▶ EXERCISE REQUIREMENTS
Without the pictures, set down every line of the data exactly.

▶ DATA FOR THIS TASK
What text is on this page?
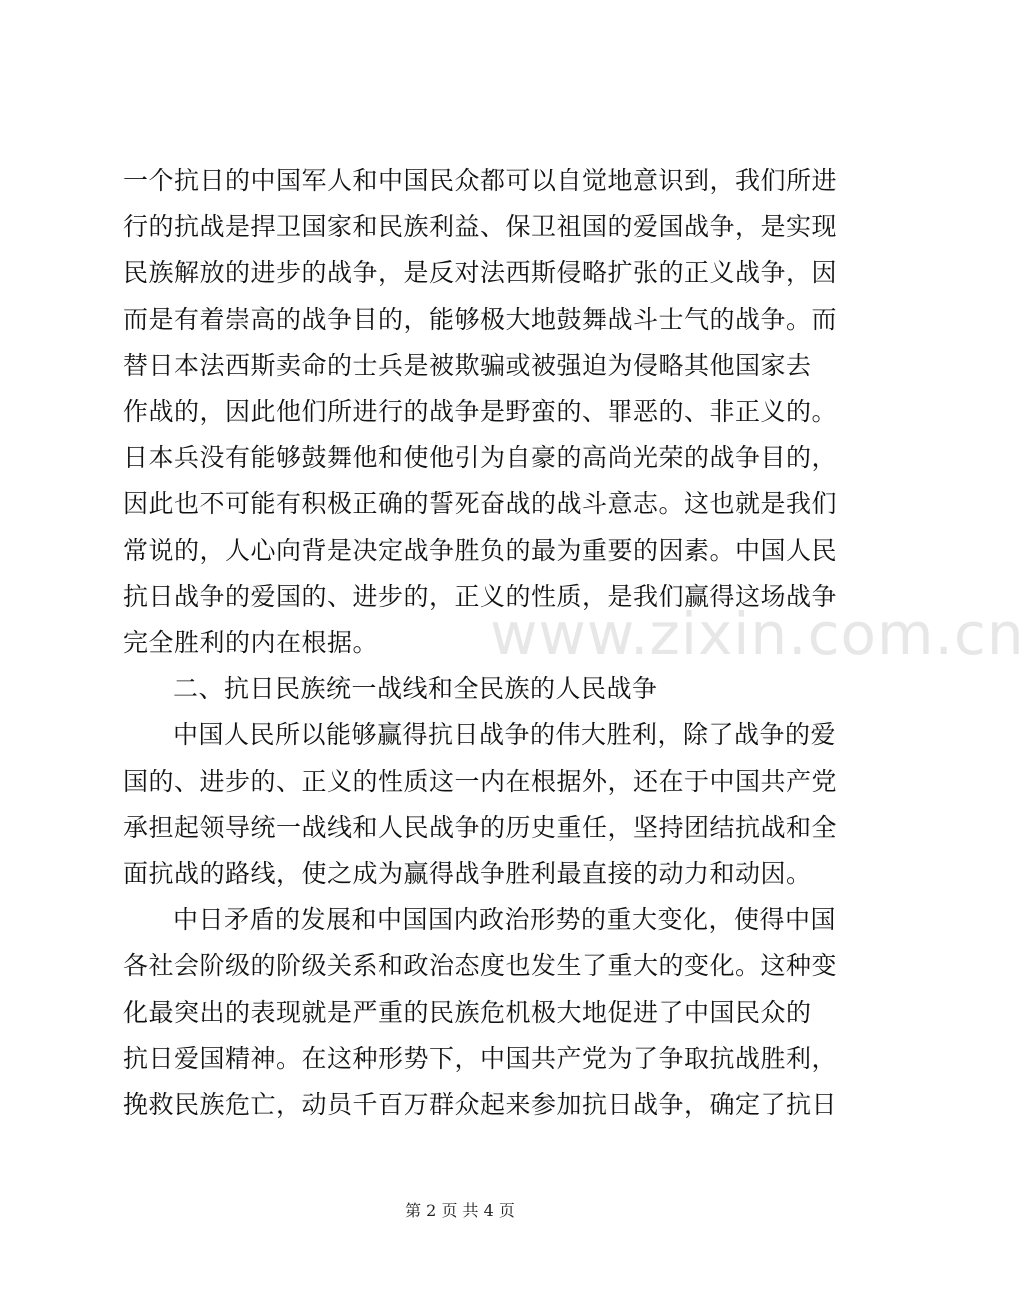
一个抗日的中国军人和中国民众都可以自觉地意识到，我们所进
行的抗战是捍卫国家和民族利益、保卫祖国的爱国战争，是实现
民族解放的进步的战争，是反对法西斯侵略扩张的正义战争，因
而是有着崇高的战争目的，能够极大地鼓舞战斗士气的战争。而
替日本法西斯卖命的士兵是被欺骗或被强迫为侵略其他国家去
作战的，因此他们所进行的战争是野蛮的、罪恶的、非正义的。
日本兵没有能够鼓舞他和使他引为自豪的高尚光荣的战争目的，
因此也不可能有积极正确的誓死奋战的战斗意志。这也就是我们
常说的，人心向背是决定战争胜负的最为重要的因素。中国人民
抗日战争的爱国的、进步的，正义的性质，是我们赢得这场战争
完全胜利的内在根据。
二、抗日民族统一战线和全民族的人民战争
中国人民所以能够赢得抗日战争的伟大胜利，除了战争的爱
国的、进步的、正义的性质这一内在根据外，还在于中国共产党
承担起领导统一战线和人民战争的历史重任，坚持团结抗战和全
面抗战的路线，使之成为赢得战争胜利最直接的动力和动因。
中日矛盾的发展和中国国内政治形势的重大变化，使得中国
各社会阶级的阶级关系和政治态度也发生了重大的变化。这种变
化最突出的表现就是严重的民族危机极大地促进了中国民众的
抗日爱国精神。在这种形势下，中国共产党为了争取抗战胜利，
挽救民族危亡，动员千百万群众起来参加抗日战争，确定了抗日
www.zixin.com.cn
第 2 页 共 4 页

▶ WRITTEN ANSWER
What text is on this page?
一个抗日的中国军人和中国民众都可以自觉地意识到，我们所进
行的抗战是捍卫国家和民族利益、保卫祖国的爱国战争，是实现
民族解放的进步的战争，是反对法西斯侵略扩张的正义战争，因
而是有着崇高的战争目的，能够极大地鼓舞战斗士气的战争。而
替日本法西斯卖命的士兵是被欺骗或被强迫为侵略其他国家去
作战的，因此他们所进行的战争是野蛮的、罪恶的、非正义的。
日本兵没有能够鼓舞他和使他引为自豪的高尚光荣的战争目的，
因此也不可能有积极正确的誓死奋战的战斗意志。这也就是我们
常说的，人心向背是决定战争胜负的最为重要的因素。中国人民
抗日战争的爱国的、进步的，正义的性质，是我们赢得这场战争
完全胜利的内在根据。
二、抗日民族统一战线和全民族的人民战争
中国人民所以能够赢得抗日战争的伟大胜利，除了战争的爱
国的、进步的、正义的性质这一内在根据外，还在于中国共产党
承担起领导统一战线和人民战争的历史重任，坚持团结抗战和全
面抗战的路线，使之成为赢得战争胜利最直接的动力和动因。
中日矛盾的发展和中国国内政治形势的重大变化，使得中国
各社会阶级的阶级关系和政治态度也发生了重大的变化。这种变
化最突出的表现就是严重的民族危机极大地促进了中国民众的
抗日爱国精神。在这种形势下，中国共产党为了争取抗战胜利，
挽救民族危亡，动员千百万群众起来参加抗日战争，确定了抗日
www.zixin.com.cn
第 2 页 共 4 页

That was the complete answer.